YOUR GOAL:
Copy every record below exactly.

RECORDED INFORMATION:

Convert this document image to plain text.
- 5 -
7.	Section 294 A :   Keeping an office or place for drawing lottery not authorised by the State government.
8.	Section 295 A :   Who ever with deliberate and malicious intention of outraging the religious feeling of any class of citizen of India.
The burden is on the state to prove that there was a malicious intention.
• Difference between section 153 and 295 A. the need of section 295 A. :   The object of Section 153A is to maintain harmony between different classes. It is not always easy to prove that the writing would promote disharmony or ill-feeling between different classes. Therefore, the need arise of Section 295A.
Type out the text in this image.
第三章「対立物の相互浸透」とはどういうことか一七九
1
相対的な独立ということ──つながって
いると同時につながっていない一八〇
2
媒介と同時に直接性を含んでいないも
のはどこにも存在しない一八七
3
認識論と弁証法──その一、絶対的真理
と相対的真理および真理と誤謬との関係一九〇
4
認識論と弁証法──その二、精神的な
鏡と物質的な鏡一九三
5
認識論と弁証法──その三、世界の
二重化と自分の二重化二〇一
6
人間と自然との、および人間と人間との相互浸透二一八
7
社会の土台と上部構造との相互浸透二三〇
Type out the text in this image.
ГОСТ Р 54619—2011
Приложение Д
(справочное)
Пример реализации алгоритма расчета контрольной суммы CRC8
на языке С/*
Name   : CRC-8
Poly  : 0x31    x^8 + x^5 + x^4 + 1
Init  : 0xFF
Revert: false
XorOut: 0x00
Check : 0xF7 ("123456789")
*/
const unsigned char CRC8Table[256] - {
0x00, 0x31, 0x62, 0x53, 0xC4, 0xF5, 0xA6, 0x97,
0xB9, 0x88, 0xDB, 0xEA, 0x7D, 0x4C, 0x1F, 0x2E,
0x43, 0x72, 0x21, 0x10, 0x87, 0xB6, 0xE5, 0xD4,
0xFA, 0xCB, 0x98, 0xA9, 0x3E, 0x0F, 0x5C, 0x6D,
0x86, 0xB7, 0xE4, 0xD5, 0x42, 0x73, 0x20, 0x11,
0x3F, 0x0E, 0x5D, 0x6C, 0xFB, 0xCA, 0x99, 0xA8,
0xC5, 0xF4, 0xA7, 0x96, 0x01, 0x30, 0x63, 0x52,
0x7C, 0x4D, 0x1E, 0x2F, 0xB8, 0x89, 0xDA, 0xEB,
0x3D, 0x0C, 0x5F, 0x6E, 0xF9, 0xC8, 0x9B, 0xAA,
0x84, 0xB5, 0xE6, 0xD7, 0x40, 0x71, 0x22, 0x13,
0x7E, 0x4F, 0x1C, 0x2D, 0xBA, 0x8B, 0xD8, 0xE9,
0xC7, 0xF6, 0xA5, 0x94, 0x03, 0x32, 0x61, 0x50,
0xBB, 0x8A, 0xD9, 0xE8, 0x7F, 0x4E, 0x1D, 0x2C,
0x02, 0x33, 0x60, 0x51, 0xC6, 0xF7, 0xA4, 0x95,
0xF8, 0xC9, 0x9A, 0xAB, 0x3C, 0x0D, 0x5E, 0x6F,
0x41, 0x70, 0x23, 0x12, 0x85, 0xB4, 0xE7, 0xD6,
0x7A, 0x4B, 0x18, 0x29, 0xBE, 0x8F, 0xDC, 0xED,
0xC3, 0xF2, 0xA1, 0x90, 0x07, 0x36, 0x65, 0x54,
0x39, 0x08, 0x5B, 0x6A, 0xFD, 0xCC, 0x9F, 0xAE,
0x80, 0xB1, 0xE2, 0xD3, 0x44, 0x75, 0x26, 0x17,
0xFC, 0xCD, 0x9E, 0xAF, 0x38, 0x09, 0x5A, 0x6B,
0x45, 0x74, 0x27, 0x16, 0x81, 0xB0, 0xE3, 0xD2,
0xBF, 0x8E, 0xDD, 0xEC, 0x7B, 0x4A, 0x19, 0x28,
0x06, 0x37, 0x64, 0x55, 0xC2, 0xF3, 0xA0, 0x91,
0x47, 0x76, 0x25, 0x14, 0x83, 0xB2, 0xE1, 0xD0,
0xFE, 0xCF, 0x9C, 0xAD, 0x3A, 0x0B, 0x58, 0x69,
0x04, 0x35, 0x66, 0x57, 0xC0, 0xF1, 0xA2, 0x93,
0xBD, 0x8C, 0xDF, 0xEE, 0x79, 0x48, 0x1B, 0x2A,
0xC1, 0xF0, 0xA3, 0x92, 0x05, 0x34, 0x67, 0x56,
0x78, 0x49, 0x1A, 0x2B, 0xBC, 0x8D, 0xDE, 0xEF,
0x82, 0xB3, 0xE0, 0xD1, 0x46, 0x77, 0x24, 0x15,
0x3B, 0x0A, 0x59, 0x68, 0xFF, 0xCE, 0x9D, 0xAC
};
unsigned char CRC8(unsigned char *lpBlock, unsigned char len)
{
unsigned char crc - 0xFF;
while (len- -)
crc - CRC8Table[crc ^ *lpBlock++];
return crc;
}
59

WRITTEN ANSWER:
Convert this document image to plain text.
- 5 -
7.	Section 294 A :   Keeping an office or place for drawing lottery not authorised by the State government.
8.	Section 295 A :   Who ever with deliberate and malicious intention of outraging the religious feeling of any class of citizen of India.
The burden is on the state to prove that there was a malicious intention.
• Difference between section 153 and 295 A. the need of section 295 A. :   The object of Section 153A is to maintain harmony between different classes. It is not always easy to prove that the writing would promote disharmony or ill-feeling between different classes. Therefore, the need arise of Section 295A.
Type out the text in this image.
第三章「対立物の相互浸透」とはどういうことか一七九
1
相対的な独立ということ──つながって
いると同時につながっていない一八〇
2
媒介と同時に直接性を含んでいないも
のはどこにも存在しない一八七
3
認識論と弁証法──その一、絶対的真理
と相対的真理および真理と誤謬との関係一九〇
4
認識論と弁証法──その二、精神的な
鏡と物質的な鏡一九三
5
認識論と弁証法──その三、世界の
二重化と自分の二重化二〇一
6
人間と自然との、および人間と人間との相互浸透二一八
7
社会の土台と上部構造との相互浸透二三〇
Type out the text in this image.
ГОСТ Р 54619—2011
Приложение Д
(справочное)
Пример реализации алгоритма расчета контрольной суммы CRC8
на языке С/*
Name   : CRC-8
Poly  : 0x31    x^8 + x^5 + x^4 + 1
Init  : 0xFF
Revert: false
XorOut: 0x00
Check : 0xF7 ("123456789")
*/
const unsigned char CRC8Table[256] - {
0x00, 0x31, 0x62, 0x53, 0xC4, 0xF5, 0xA6, 0x97,
0xB9, 0x88, 0xDB, 0xEA, 0x7D, 0x4C, 0x1F, 0x2E,
0x43, 0x72, 0x21, 0x10, 0x87, 0xB6, 0xE5, 0xD4,
0xFA, 0xCB, 0x98, 0xA9, 0x3E, 0x0F, 0x5C, 0x6D,
0x86, 0xB7, 0xE4, 0xD5, 0x42, 0x73, 0x20, 0x11,
0x3F, 0x0E, 0x5D, 0x6C, 0xFB, 0xCA, 0x99, 0xA8,
0xC5, 0xF4, 0xA7, 0x96, 0x01, 0x30, 0x63, 0x52,
0x7C, 0x4D, 0x1E, 0x2F, 0xB8, 0x89, 0xDA, 0xEB,
0x3D, 0x0C, 0x5F, 0x6E, 0xF9, 0xC8, 0x9B, 0xAA,
0x84, 0xB5, 0xE6, 0xD7, 0x40, 0x71, 0x22, 0x13,
0x7E, 0x4F, 0x1C, 0x2D, 0xBA, 0x8B, 0xD8, 0xE9,
0xC7, 0xF6, 0xA5, 0x94, 0x03, 0x32, 0x61, 0x50,
0xBB, 0x8A, 0xD9, 0xE8, 0x7F, 0x4E, 0x1D, 0x2C,
0x02, 0x33, 0x60, 0x51, 0xC6, 0xF7, 0xA4, 0x95,
0xF8, 0xC9, 0x9A, 0xAB, 0x3C, 0x0D, 0x5E, 0x6F,
0x41, 0x70, 0x23, 0x12, 0x85, 0xB4, 0xE7, 0xD6,
0x7A, 0x4B, 0x18, 0x29, 0xBE, 0x8F, 0xDC, 0xED,
0xC3, 0xF2, 0xA1, 0x90, 0x07, 0x36, 0x65, 0x54,
0x39, 0x08, 0x5B, 0x6A, 0xFD, 0xCC, 0x9F, 0xAE,
0x80, 0xB1, 0xE2, 0xD3, 0x44, 0x75, 0x26, 0x17,
0xFC, 0xCD, 0x9E, 0xAF, 0x38, 0x09, 0x5A, 0x6B,
0x45, 0x74, 0x27, 0x16, 0x81, 0xB0, 0xE3, 0xD2,
0xBF, 0x8E, 0xDD, 0xEC, 0x7B, 0x4A, 0x19, 0x28,
0x06, 0x37, 0x64, 0x55, 0xC2, 0xF3, 0xA0, 0x91,
0x47, 0x76, 0x25, 0x14, 0x83, 0xB2, 0xE1, 0xD0,
0xFE, 0xCF, 0x9C, 0xAD, 0x3A, 0x0B, 0x58, 0x69,
0x04, 0x35, 0x66, 0x57, 0xC0, 0xF1, 0xA2, 0x93,
0xBD, 0x8C, 0xDF, 0xEE, 0x79, 0x48, 0x1B, 0x2A,
0xC1, 0xF0, 0xA3, 0x92, 0x05, 0x34, 0x67, 0x56,
0x78, 0x49, 0x1A, 0x2B, 0xBC, 0x8D, 0xDE, 0xEF,
0x82, 0xB3, 0xE0, 0xD1, 0x46, 0x77, 0x24, 0x15,
0x3B, 0x0A, 0x59, 0x68, 0xFF, 0xCE, 0x9D, 0xAC
};
unsigned char CRC8(unsigned char *lpBlock, unsigned char len)
{
unsigned char crc - 0xFF;
while (len- -)
crc - CRC8Table[crc ^ *lpBlock++];
return crc;
}
59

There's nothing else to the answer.